### TASK BRIEF
Leave out the pictures and transcribe everything else exactly.

## BEGIN RECORDS SHOWN

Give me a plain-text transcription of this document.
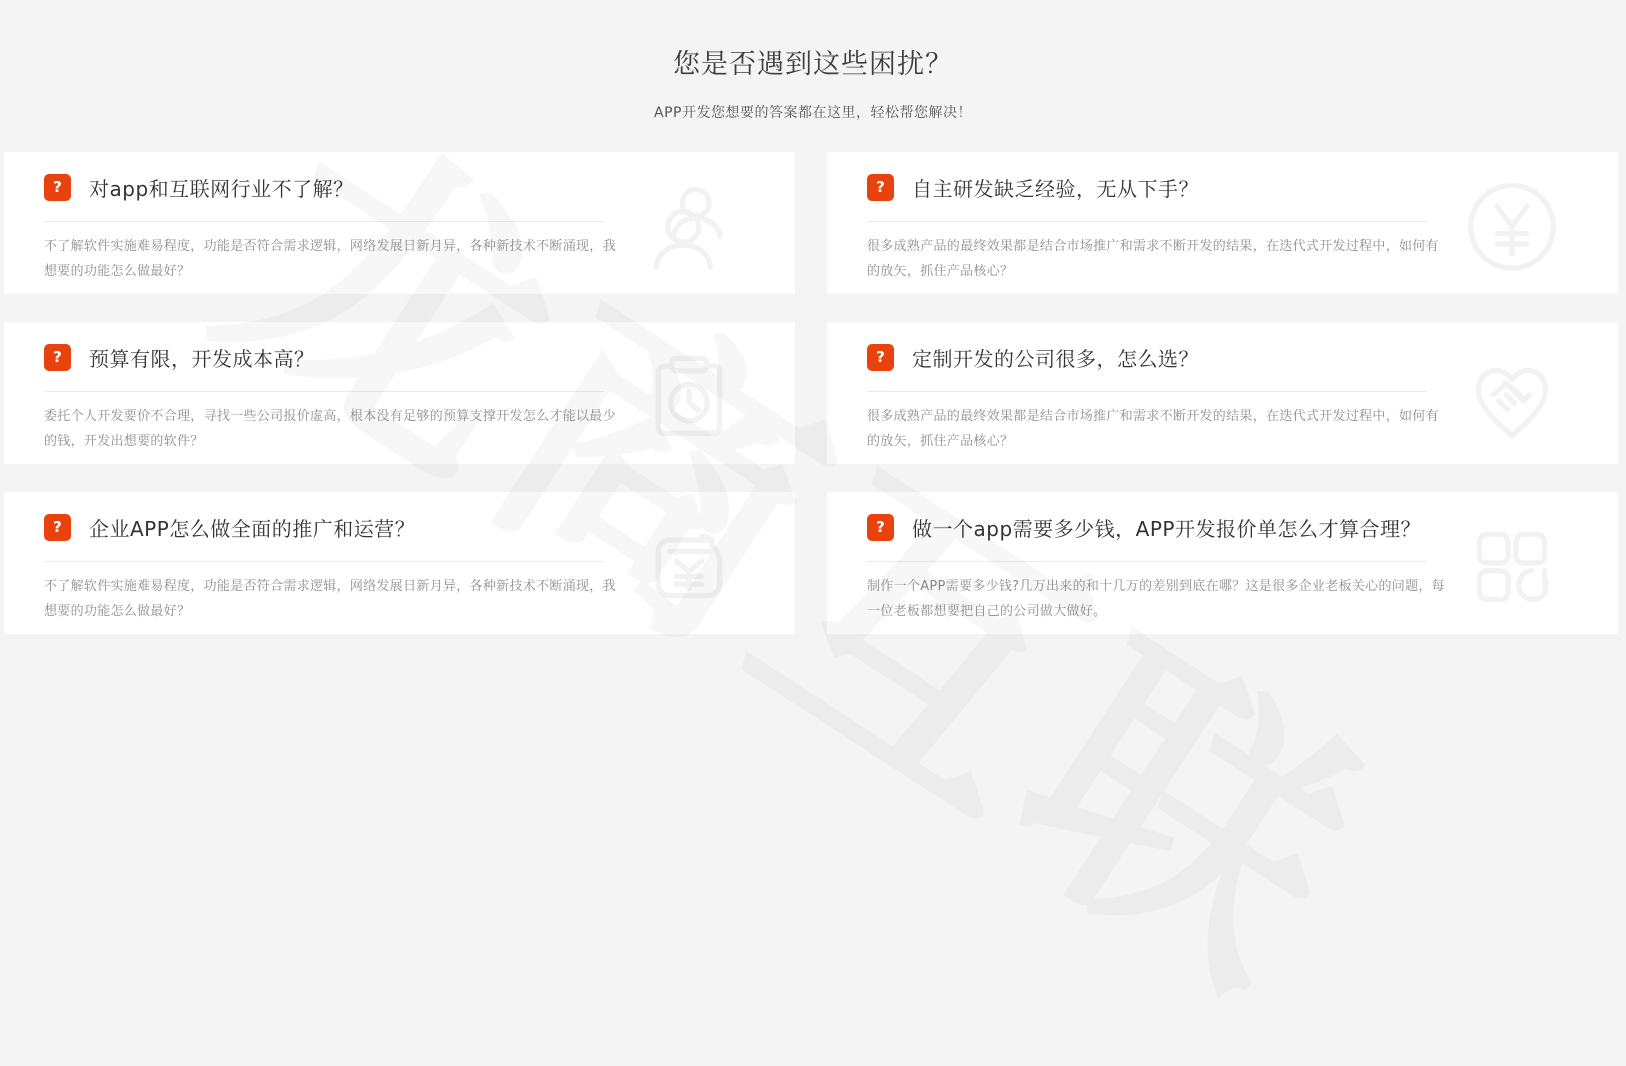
您是否遇到这些困扰？
APP开发您想要的答案都在这里，轻松帮您解决！
?	对app和互联网行业不了解？
不了解软件实施难易程度，功能是否符合需求逻辑，网络发展日新月异，各种新技术不断涌现，我想要的功能怎么做最好？
?	自主研发缺乏经验，无从下手？
很多成熟产品的最终效果都是结合市场推广和需求不断开发的结果，在迭代式开发过程中，如何有的放矢，抓住产品核心？
?	预算有限，开发成本高？
委托个人开发要价不合理，寻找一些公司报价虚高，根本没有足够的预算支撑开发怎么才能以最少的钱，开发出想要的软件？
?	定制开发的公司很多，怎么选？
很多成熟产品的最终效果都是结合市场推广和需求不断开发的结果，在迭代式开发过程中，如何有的放矢，抓住产品核心？
?	企业APP怎么做全面的推广和运营？
不了解软件实施难易程度，功能是否符合需求逻辑，网络发展日新月异，各种新技术不断涌现，我想要的功能怎么做最好？
?	做一个app需要多少钱，APP开发报价单怎么才算合理？
制作一个APP需要多少钱?几万出来的和十几万的差别到底在哪？这是很多企业老板关心的问题，每一位老板都想要把自己的公司做大做好。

## END RECORDS SHOWN

### ANSWER IN FULL
Give me a plain-text transcription of this document.
您是否遇到这些困扰？
APP开发您想要的答案都在这里，轻松帮您解决！
?	对app和互联网行业不了解？
不了解软件实施难易程度，功能是否符合需求逻辑，网络发展日新月异，各种新技术不断涌现，我想要的功能怎么做最好？
?	自主研发缺乏经验，无从下手？
很多成熟产品的最终效果都是结合市场推广和需求不断开发的结果，在迭代式开发过程中，如何有的放矢，抓住产品核心？
?	预算有限，开发成本高？
委托个人开发要价不合理，寻找一些公司报价虚高，根本没有足够的预算支撑开发怎么才能以最少的钱，开发出想要的软件？
?	定制开发的公司很多，怎么选？
很多成熟产品的最终效果都是结合市场推广和需求不断开发的结果，在迭代式开发过程中，如何有的放矢，抓住产品核心？
?	企业APP怎么做全面的推广和运营？
不了解软件实施难易程度，功能是否符合需求逻辑，网络发展日新月异，各种新技术不断涌现，我想要的功能怎么做最好？
?	做一个app需要多少钱，APP开发报价单怎么才算合理？
制作一个APP需要多少钱?几万出来的和十几万的差别到底在哪？这是很多企业老板关心的问题，每一位老板都想要把自己的公司做大做好。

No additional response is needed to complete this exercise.